▶ [GIVEN PROBLEM]: Rewrite every line of the material below as a Markdown table with the columns "Row" and "Material line", numbering the rows and leaving out blank lines and pictures.

## start

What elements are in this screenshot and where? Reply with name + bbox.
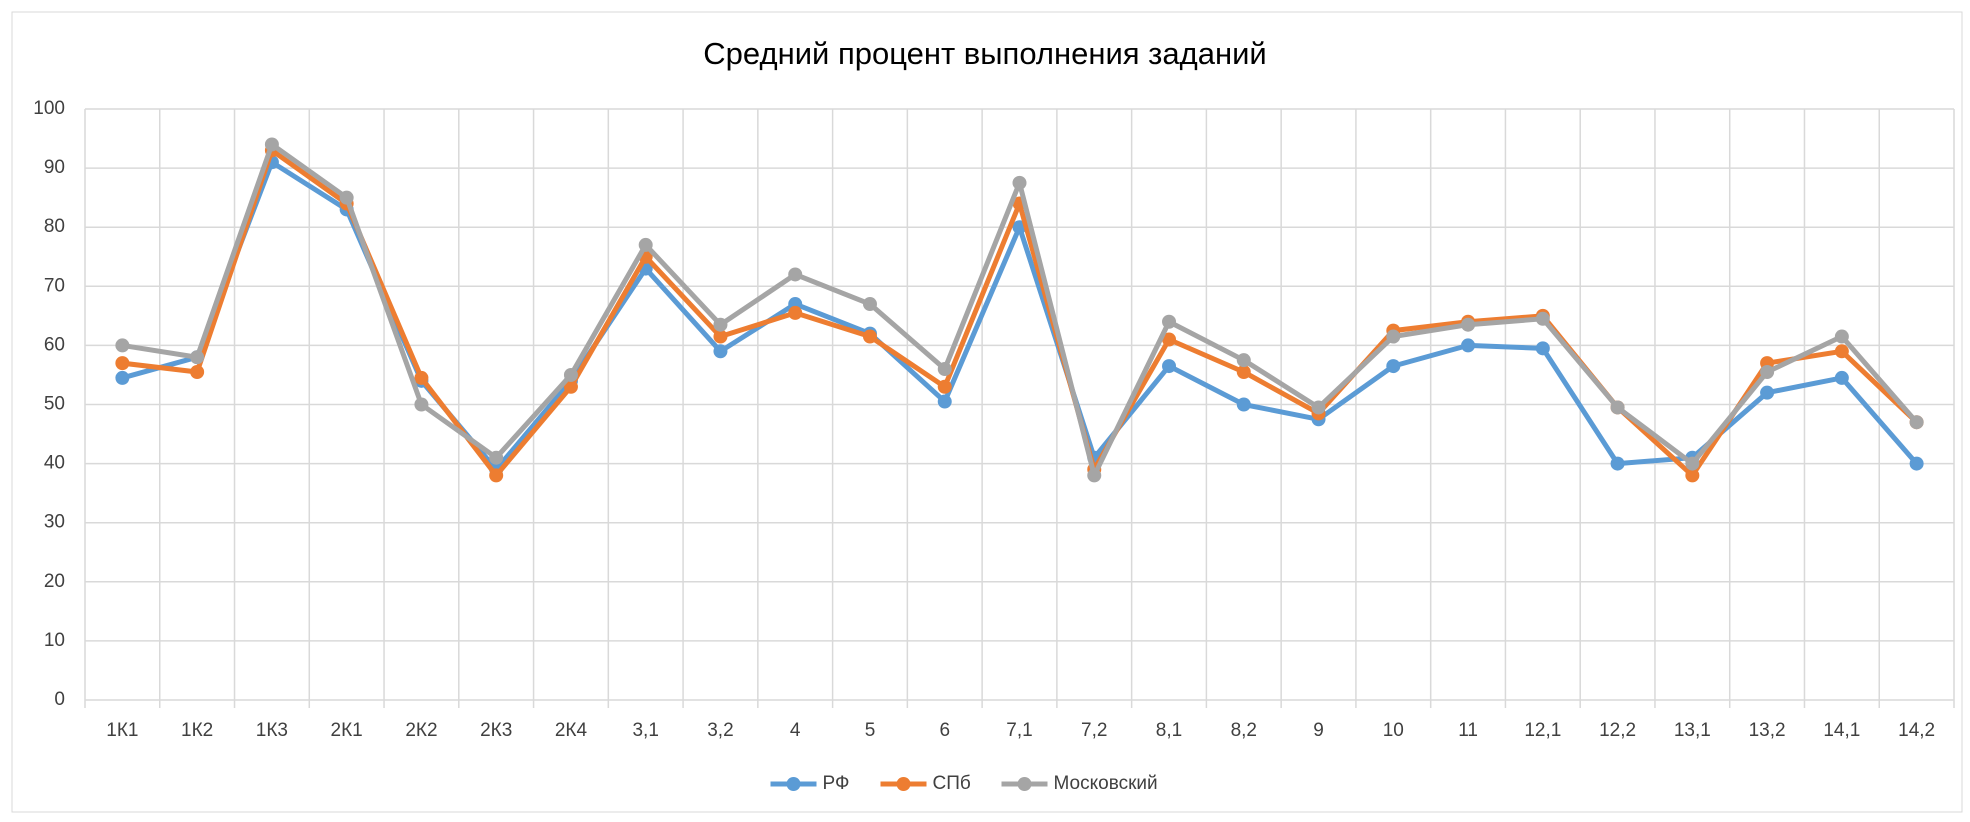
x-tick-label: 3,1 xyxy=(632,720,658,741)
x-tick-label: 10 xyxy=(1383,720,1404,741)
point xyxy=(339,190,354,205)
y-tick-label: 70 xyxy=(44,275,65,296)
point xyxy=(862,329,877,344)
point xyxy=(264,137,279,152)
point xyxy=(1162,332,1177,347)
x-tick-label: 9 xyxy=(1313,720,1324,741)
x-tick-label: 2К3 xyxy=(480,720,512,741)
point xyxy=(788,267,803,282)
x-tick-label: 4 xyxy=(790,720,801,741)
point xyxy=(489,450,504,465)
y-tick-label: 50 xyxy=(44,394,65,415)
point xyxy=(1162,314,1177,329)
y-tick-label: 0 xyxy=(54,689,65,710)
x-tick-label: 7,1 xyxy=(1006,720,1032,741)
point xyxy=(713,317,728,332)
x-tick-label: 1К3 xyxy=(256,720,288,741)
legend-label: Московский xyxy=(1054,773,1158,794)
x-tick-label: 11 xyxy=(1458,720,1478,741)
y-tick-label: 40 xyxy=(44,453,65,474)
point xyxy=(1760,364,1775,379)
point xyxy=(1311,400,1326,415)
point xyxy=(489,468,504,483)
point xyxy=(1610,456,1625,471)
point xyxy=(1834,370,1849,385)
x-tick-label: 6 xyxy=(939,720,950,741)
point xyxy=(1535,311,1550,326)
x-tick-label: 1К1 xyxy=(106,720,138,741)
legend-label: СПб xyxy=(933,773,971,794)
point xyxy=(1461,317,1476,332)
x-tick-label: 12,2 xyxy=(1599,720,1636,741)
point xyxy=(1834,329,1849,344)
point xyxy=(1386,329,1401,344)
y-tick-label: 100 xyxy=(33,98,65,119)
x-tick-label: 7,2 xyxy=(1081,720,1107,741)
point xyxy=(1685,456,1700,471)
legend-label: РФ xyxy=(823,773,850,794)
point xyxy=(1236,397,1251,412)
point xyxy=(1909,456,1924,471)
point xyxy=(638,237,653,252)
y-tick-label: 30 xyxy=(44,512,65,533)
x-tick-label: 12,1 xyxy=(1524,720,1561,741)
point xyxy=(788,305,803,320)
point xyxy=(862,297,877,312)
point xyxy=(115,370,130,385)
x-tick-label: 2К4 xyxy=(555,720,588,741)
point xyxy=(713,344,728,359)
point xyxy=(937,379,952,394)
x-tick-label: 13,2 xyxy=(1749,720,1786,741)
point xyxy=(1461,338,1476,353)
x-tick-label: 1К2 xyxy=(181,720,213,741)
x-tick-label: 8,2 xyxy=(1231,720,1257,741)
y-tick-label: 90 xyxy=(44,157,65,178)
x-tick-label: 13,1 xyxy=(1674,720,1711,741)
point xyxy=(115,356,130,371)
legend-marker xyxy=(1017,777,1032,791)
point xyxy=(1386,359,1401,374)
y-tick-label: 80 xyxy=(44,216,65,237)
x-tick-label: 14,1 xyxy=(1823,720,1860,741)
point xyxy=(1012,175,1027,190)
point xyxy=(190,364,205,379)
x-tick-label: 3,2 xyxy=(707,720,733,741)
point xyxy=(1236,353,1251,368)
legend-marker xyxy=(786,777,801,791)
y-tick-label: 20 xyxy=(44,571,65,592)
point xyxy=(1535,341,1550,356)
point xyxy=(1162,359,1177,374)
point xyxy=(115,338,130,353)
point xyxy=(713,329,728,344)
legend-marker xyxy=(896,777,911,791)
point xyxy=(1909,415,1924,430)
x-tick-label: 14,2 xyxy=(1898,720,1935,741)
point xyxy=(1834,344,1849,359)
point xyxy=(937,394,952,409)
chart-frame xyxy=(11,11,1963,813)
point xyxy=(563,367,578,382)
point xyxy=(190,350,205,365)
x-tick-label: 2К1 xyxy=(331,720,363,741)
point xyxy=(1236,364,1251,379)
x-tick-label: 2К2 xyxy=(405,720,437,741)
point xyxy=(414,370,429,385)
point xyxy=(1685,468,1700,483)
point xyxy=(937,362,952,377)
point xyxy=(1087,468,1102,483)
x-tick-label: 5 xyxy=(865,720,876,741)
x-tick-label: 8,1 xyxy=(1156,720,1182,741)
point xyxy=(1610,400,1625,415)
y-tick-label: 10 xyxy=(44,630,65,651)
chart-title: Средний процент выполнения заданий xyxy=(703,36,1266,71)
point xyxy=(563,379,578,394)
point xyxy=(1760,385,1775,400)
y-tick-label: 60 xyxy=(44,334,65,355)
point xyxy=(414,397,429,412)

## end

▶ [TASK RESULT]:
| Row | Material line |
|---|---|
| 1 | What elements are in this screenshot and where? Reply with name + bbox. |
| 2 | x-tick-label: 3,1 xyxy=(632,720,658,741) |
| 3 | x-tick-label: 10 xyxy=(1383,720,1404,741) |
| 4 | point xyxy=(339,190,354,205) |
| 5 | y-tick-label: 70 xyxy=(44,275,65,296) |
| 6 | point xyxy=(862,329,877,344) |
| 7 | point xyxy=(264,137,279,152) |
| 8 | point xyxy=(1162,332,1177,347) |
| 9 | x-tick-label: 9 xyxy=(1313,720,1324,741) |
| 10 | x-tick-label: 2К3 xyxy=(480,720,512,741) |
| 11 | point xyxy=(788,267,803,282) |
| 12 | x-tick-label: 4 xyxy=(790,720,801,741) |
| 13 | point xyxy=(489,450,504,465) |
| 14 | y-tick-label: 50 xyxy=(44,394,65,415) |
| 15 | point xyxy=(1162,314,1177,329) |
| 16 | y-tick-label: 0 xyxy=(54,689,65,710) |
| 17 | x-tick-label: 7,1 xyxy=(1006,720,1032,741) |
| 18 | point xyxy=(713,317,728,332) |
| 19 | x-tick-label: 1К3 xyxy=(256,720,288,741) |
| 20 | legend-label: Московский xyxy=(1054,773,1158,794) |
| 21 | x-tick-label: 11 xyxy=(1458,720,1478,741) |
| 22 | y-tick-label: 40 xyxy=(44,453,65,474) |
| 23 | point xyxy=(1760,364,1775,379) |
| 24 | point xyxy=(1311,400,1326,415) |
| 25 | point xyxy=(489,468,504,483) |
| 26 | point xyxy=(1610,456,1625,471) |
| 27 | point xyxy=(1834,370,1849,385) |
| 28 | x-tick-label: 6 xyxy=(939,720,950,741) |
| 29 | point xyxy=(1535,311,1550,326) |
| 30 | x-tick-label: 1К1 xyxy=(106,720,138,741) |
| 31 | legend-label: СПб xyxy=(933,773,971,794) |
| 32 | point xyxy=(1461,317,1476,332) |
| 33 | x-tick-label: 12,2 xyxy=(1599,720,1636,741) |
| 34 | point xyxy=(1834,329,1849,344) |
| 35 | point xyxy=(1386,329,1401,344) |
| 36 | y-tick-label: 100 xyxy=(33,98,65,119) |
| 37 | x-tick-label: 7,2 xyxy=(1081,720,1107,741) |
| 38 | point xyxy=(1685,456,1700,471) |
| 39 | legend-label: РФ xyxy=(823,773,850,794) |
| 40 | point xyxy=(1236,397,1251,412) |
| 41 | point xyxy=(1909,456,1924,471) |
| 42 | point xyxy=(638,237,653,252) |
| 43 | y-tick-label: 30 xyxy=(44,512,65,533) |
| 44 | x-tick-label: 12,1 xyxy=(1524,720,1561,741) |
| 45 | point xyxy=(788,305,803,320) |
| 46 | point xyxy=(862,297,877,312) |
| 47 | point xyxy=(115,370,130,385) |
| 48 | x-tick-label: 2К4 xyxy=(555,720,588,741) |
| 49 | point xyxy=(713,344,728,359) |
| 50 | point xyxy=(937,379,952,394) |
| 51 | x-tick-label: 13,2 xyxy=(1749,720,1786,741) |
| 52 | point xyxy=(1461,338,1476,353) |
| 53 | x-tick-label: 1К2 xyxy=(181,720,213,741) |
| 54 | x-tick-label: 8,2 xyxy=(1231,720,1257,741) |
| 55 | y-tick-label: 90 xyxy=(44,157,65,178) |
| 56 | x-tick-label: 13,1 xyxy=(1674,720,1711,741) |
| 57 | point xyxy=(115,356,130,371) |
| 58 | legend-marker xyxy=(1017,777,1032,791) |
| 59 | point xyxy=(1386,359,1401,374) |
| 60 | y-tick-label: 80 xyxy=(44,216,65,237) |
| 61 | x-tick-label: 14,1 xyxy=(1823,720,1860,741) |
| 62 | point xyxy=(1012,175,1027,190) |
| 63 | point xyxy=(190,364,205,379) |
| 64 | x-tick-label: 3,2 xyxy=(707,720,733,741) |
| 65 | point xyxy=(1236,353,1251,368) |
| 66 | legend-marker xyxy=(786,777,801,791) |
| 67 | y-tick-label: 20 xyxy=(44,571,65,592) |
| 68 | point xyxy=(1535,341,1550,356) |
| 69 | point xyxy=(1162,359,1177,374) |
| 70 | point xyxy=(115,338,130,353) |
| 71 | point xyxy=(713,329,728,344) |
| 72 | legend-marker xyxy=(896,777,911,791) |
| 73 | point xyxy=(1909,415,1924,430) |
| 74 | x-tick-label: 14,2 xyxy=(1898,720,1935,741) |
| 75 | point xyxy=(1834,344,1849,359) |
| 76 | point xyxy=(937,394,952,409) |
| 77 | chart-frame xyxy=(11,11,1963,813) |
| 78 | point xyxy=(563,367,578,382) |
| 79 | point xyxy=(190,350,205,365) |
| 80 | x-tick-label: 2К1 xyxy=(331,720,363,741) |
| 81 | point xyxy=(1236,364,1251,379) |
| 82 | x-tick-label: 2К2 xyxy=(405,720,437,741) |
| 83 | point xyxy=(414,370,429,385) |
| 84 | point xyxy=(1685,468,1700,483) |
| 85 | point xyxy=(937,362,952,377) |
| 86 | point xyxy=(1087,468,1102,483) |
| 87 | x-tick-label: 5 xyxy=(865,720,876,741) |
| 88 | x-tick-label: 8,1 xyxy=(1156,720,1182,741) |
| 89 | point xyxy=(1610,400,1625,415) |
| 90 | y-tick-label: 10 xyxy=(44,630,65,651) |
| 91 | chart-title: Средний процент выполнения заданий xyxy=(703,36,1266,71) |
| 92 | point xyxy=(563,379,578,394) |
| 93 | point xyxy=(1760,385,1775,400) |
| 94 | y-tick-label: 60 xyxy=(44,334,65,355) |
| 95 | point xyxy=(414,397,429,412) |